◆ THE EXERCISE
All the data must come back unchanged, except that pictures are left out.
## Start INFORMATION GIVEN
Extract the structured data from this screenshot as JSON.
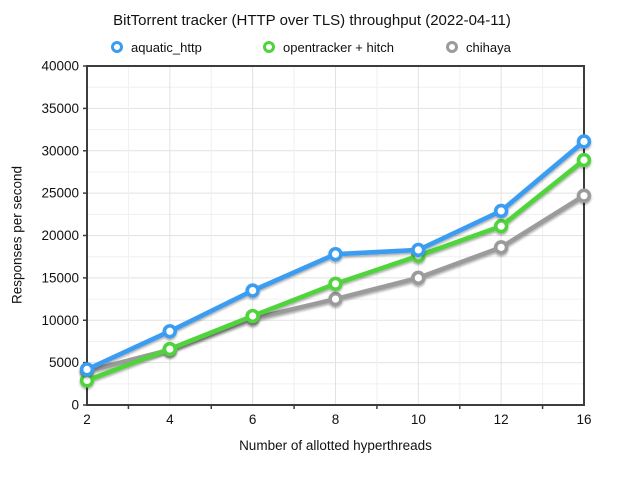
{
  "page": {
    "background": "#ffffff"
  },
  "chart_data": {
    "type": "line",
    "title": "BitTorrent tracker (HTTP over TLS) throughput (2022-04-11)",
    "xlabel": "Number of allotted hyperthreads",
    "ylabel": "Responses per second",
    "categories": [
      "2",
      "4",
      "6",
      "8",
      "10",
      "12",
      "16"
    ],
    "series": [
      {
        "name": "aquatic_http",
        "color": "#3B9DF2",
        "values": [
          4200,
          8700,
          13500,
          17800,
          18300,
          22900,
          31100
        ]
      },
      {
        "name": "opentracker + hitch",
        "color": "#50D43B",
        "values": [
          2900,
          6600,
          10500,
          14300,
          17600,
          21100,
          28900
        ]
      },
      {
        "name": "chihaya",
        "color": "#9B9B9B",
        "values": [
          4000,
          6500,
          10200,
          12500,
          15000,
          18600,
          24700
        ]
      }
    ],
    "ylim": [
      0,
      40000
    ],
    "y_major_step": 5000,
    "y_minor_step": 2500,
    "grid": true,
    "legend_position": "top",
    "marker": "ring",
    "colors": {
      "grid_major": "#E2E2E2",
      "grid_minor": "#F0F0F0",
      "axis_border": "#3D3D3D",
      "text": "#111111"
    }
  }
}
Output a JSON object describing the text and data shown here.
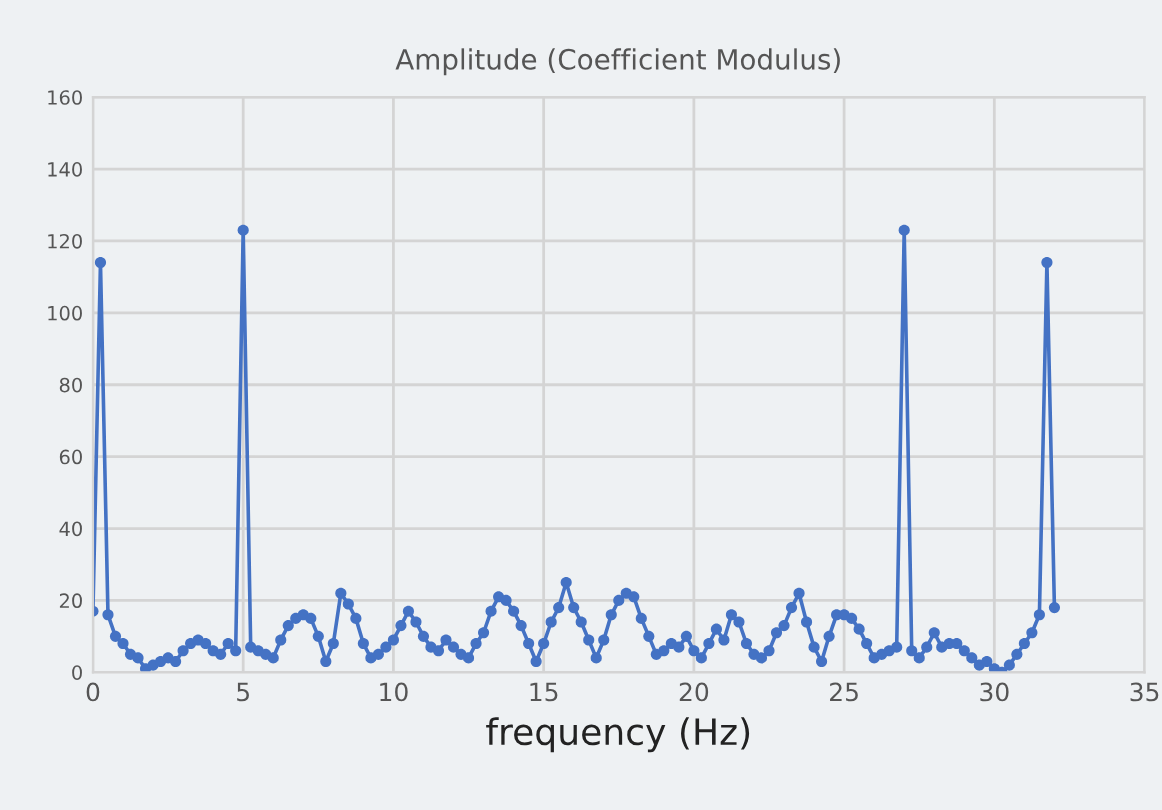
{
  "chart_data": {
    "type": "line",
    "title": "Amplitude (Coefficient Modulus)",
    "xlabel": "frequency (Hz)",
    "x": [
      0,
      0.25,
      0.5,
      0.75,
      1,
      1.25,
      1.5,
      1.75,
      2,
      2.25,
      2.5,
      2.75,
      3,
      3.25,
      3.5,
      3.75,
      4,
      4.25,
      4.5,
      4.75,
      5,
      5.25,
      5.5,
      5.75,
      6,
      6.25,
      6.5,
      6.75,
      7,
      7.25,
      7.5,
      7.75,
      8,
      8.25,
      8.5,
      8.75,
      9,
      9.25,
      9.5,
      9.75,
      10,
      10.25,
      10.5,
      10.75,
      11,
      11.25,
      11.5,
      11.75,
      12,
      12.25,
      12.5,
      12.75,
      13,
      13.25,
      13.5,
      13.75,
      14,
      14.25,
      14.5,
      14.75,
      15,
      15.25,
      15.5,
      15.75,
      16,
      16.25,
      16.5,
      16.75,
      17,
      17.25,
      17.5,
      17.75,
      18,
      18.25,
      18.5,
      18.75,
      19,
      19.25,
      19.5,
      19.75,
      20,
      20.25,
      20.5,
      20.75,
      21,
      21.25,
      21.5,
      21.75,
      22,
      22.25,
      22.5,
      22.75,
      23,
      23.25,
      23.5,
      23.75,
      24,
      24.25,
      24.5,
      24.75,
      25,
      25.25,
      25.5,
      25.75,
      26,
      26.25,
      26.5,
      26.75,
      27,
      27.25,
      27.5,
      27.75,
      28,
      28.25,
      28.5,
      28.75,
      29,
      29.25,
      29.5,
      29.75,
      30,
      30.25,
      30.5,
      30.75,
      31,
      31.25,
      31.5,
      31.75,
      32
    ],
    "series": [
      {
        "color": "#4472c4",
        "values": [
          17,
          114,
          16,
          10,
          8,
          5,
          4,
          1,
          2,
          3,
          4,
          3,
          6,
          8,
          9,
          8,
          6,
          5,
          8,
          6,
          123,
          7,
          6,
          5,
          4,
          9,
          13,
          15,
          16,
          15,
          10,
          3,
          8,
          22,
          19,
          15,
          8,
          4,
          5,
          7,
          9,
          13,
          17,
          14,
          10,
          7,
          6,
          9,
          7,
          5,
          4,
          8,
          11,
          17,
          21,
          20,
          17,
          13,
          8,
          3,
          8,
          14,
          18,
          25,
          18,
          14,
          9,
          4,
          9,
          16,
          20,
          22,
          21,
          15,
          10,
          5,
          6,
          8,
          7,
          10,
          6,
          4,
          8,
          12,
          9,
          16,
          14,
          8,
          5,
          4,
          6,
          11,
          13,
          18,
          22,
          14,
          7,
          3,
          10,
          16,
          16,
          15,
          12,
          8,
          4,
          5,
          6,
          7,
          123,
          6,
          4,
          7,
          11,
          7,
          8,
          8,
          6,
          4,
          2,
          3,
          1,
          0,
          2,
          5,
          8,
          11,
          16,
          114,
          18
        ]
      }
    ],
    "xlim": [
      0,
      35
    ],
    "ylim": [
      0,
      160
    ],
    "xticks": [
      0,
      5,
      10,
      15,
      20,
      25,
      30,
      35
    ],
    "yticks": [
      0,
      20,
      40,
      60,
      80,
      100,
      120,
      140,
      160
    ],
    "grid": true,
    "marker": "circle",
    "line_style": "solid",
    "legend": false
  }
}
## End INFORMATION GIVEN
◆ SOLUTION TO THIS TASK
Extract the structured data from this screenshot as JSON.
{
  "page": {
    "background": "#ffffff"
  },
  "chart_data": {
    "type": "line",
    "title": "BitTorrent tracker (HTTP over TLS) throughput (2022-04-11)",
    "xlabel": "Number of allotted hyperthreads",
    "ylabel": "Responses per second",
    "categories": [
      "2",
      "4",
      "6",
      "8",
      "10",
      "12",
      "16"
    ],
    "series": [
      {
        "name": "aquatic_http",
        "color": "#3B9DF2",
        "values": [
          4200,
          8700,
          13500,
          17800,
          18300,
          22900,
          31100
        ]
      },
      {
        "name": "opentracker + hitch",
        "color": "#50D43B",
        "values": [
          2900,
          6600,
          10500,
          14300,
          17600,
          21100,
          28900
        ]
      },
      {
        "name": "chihaya",
        "color": "#9B9B9B",
        "values": [
          4000,
          6500,
          10200,
          12500,
          15000,
          18600,
          24700
        ]
      }
    ],
    "ylim": [
      0,
      40000
    ],
    "y_major_step": 5000,
    "y_minor_step": 2500,
    "grid": true,
    "legend_position": "top",
    "marker": "ring",
    "colors": {
      "grid_major": "#E2E2E2",
      "grid_minor": "#F0F0F0",
      "axis_border": "#3D3D3D",
      "text": "#111111"
    }
  }
}
Output a JSON object describing the text and data shown here.
{
  "chart_data": {
    "type": "line",
    "title": "Amplitude (Coefficient Modulus)",
    "xlabel": "frequency (Hz)",
    "x": [
      0,
      0.25,
      0.5,
      0.75,
      1,
      1.25,
      1.5,
      1.75,
      2,
      2.25,
      2.5,
      2.75,
      3,
      3.25,
      3.5,
      3.75,
      4,
      4.25,
      4.5,
      4.75,
      5,
      5.25,
      5.5,
      5.75,
      6,
      6.25,
      6.5,
      6.75,
      7,
      7.25,
      7.5,
      7.75,
      8,
      8.25,
      8.5,
      8.75,
      9,
      9.25,
      9.5,
      9.75,
      10,
      10.25,
      10.5,
      10.75,
      11,
      11.25,
      11.5,
      11.75,
      12,
      12.25,
      12.5,
      12.75,
      13,
      13.25,
      13.5,
      13.75,
      14,
      14.25,
      14.5,
      14.75,
      15,
      15.25,
      15.5,
      15.75,
      16,
      16.25,
      16.5,
      16.75,
      17,
      17.25,
      17.5,
      17.75,
      18,
      18.25,
      18.5,
      18.75,
      19,
      19.25,
      19.5,
      19.75,
      20,
      20.25,
      20.5,
      20.75,
      21,
      21.25,
      21.5,
      21.75,
      22,
      22.25,
      22.5,
      22.75,
      23,
      23.25,
      23.5,
      23.75,
      24,
      24.25,
      24.5,
      24.75,
      25,
      25.25,
      25.5,
      25.75,
      26,
      26.25,
      26.5,
      26.75,
      27,
      27.25,
      27.5,
      27.75,
      28,
      28.25,
      28.5,
      28.75,
      29,
      29.25,
      29.5,
      29.75,
      30,
      30.25,
      30.5,
      30.75,
      31,
      31.25,
      31.5,
      31.75,
      32
    ],
    "series": [
      {
        "color": "#4472c4",
        "values": [
          17,
          114,
          16,
          10,
          8,
          5,
          4,
          1,
          2,
          3,
          4,
          3,
          6,
          8,
          9,
          8,
          6,
          5,
          8,
          6,
          123,
          7,
          6,
          5,
          4,
          9,
          13,
          15,
          16,
          15,
          10,
          3,
          8,
          22,
          19,
          15,
          8,
          4,
          5,
          7,
          9,
          13,
          17,
          14,
          10,
          7,
          6,
          9,
          7,
          5,
          4,
          8,
          11,
          17,
          21,
          20,
          17,
          13,
          8,
          3,
          8,
          14,
          18,
          25,
          18,
          14,
          9,
          4,
          9,
          16,
          20,
          22,
          21,
          15,
          10,
          5,
          6,
          8,
          7,
          10,
          6,
          4,
          8,
          12,
          9,
          16,
          14,
          8,
          5,
          4,
          6,
          11,
          13,
          18,
          22,
          14,
          7,
          3,
          10,
          16,
          16,
          15,
          12,
          8,
          4,
          5,
          6,
          7,
          123,
          6,
          4,
          7,
          11,
          7,
          8,
          8,
          6,
          4,
          2,
          3,
          1,
          0,
          2,
          5,
          8,
          11,
          16,
          114,
          18
        ]
      }
    ],
    "xlim": [
      0,
      35
    ],
    "ylim": [
      0,
      160
    ],
    "xticks": [
      0,
      5,
      10,
      15,
      20,
      25,
      30,
      35
    ],
    "yticks": [
      0,
      20,
      40,
      60,
      80,
      100,
      120,
      140,
      160
    ],
    "grid": true,
    "marker": "circle",
    "line_style": "solid",
    "legend": false
  }
}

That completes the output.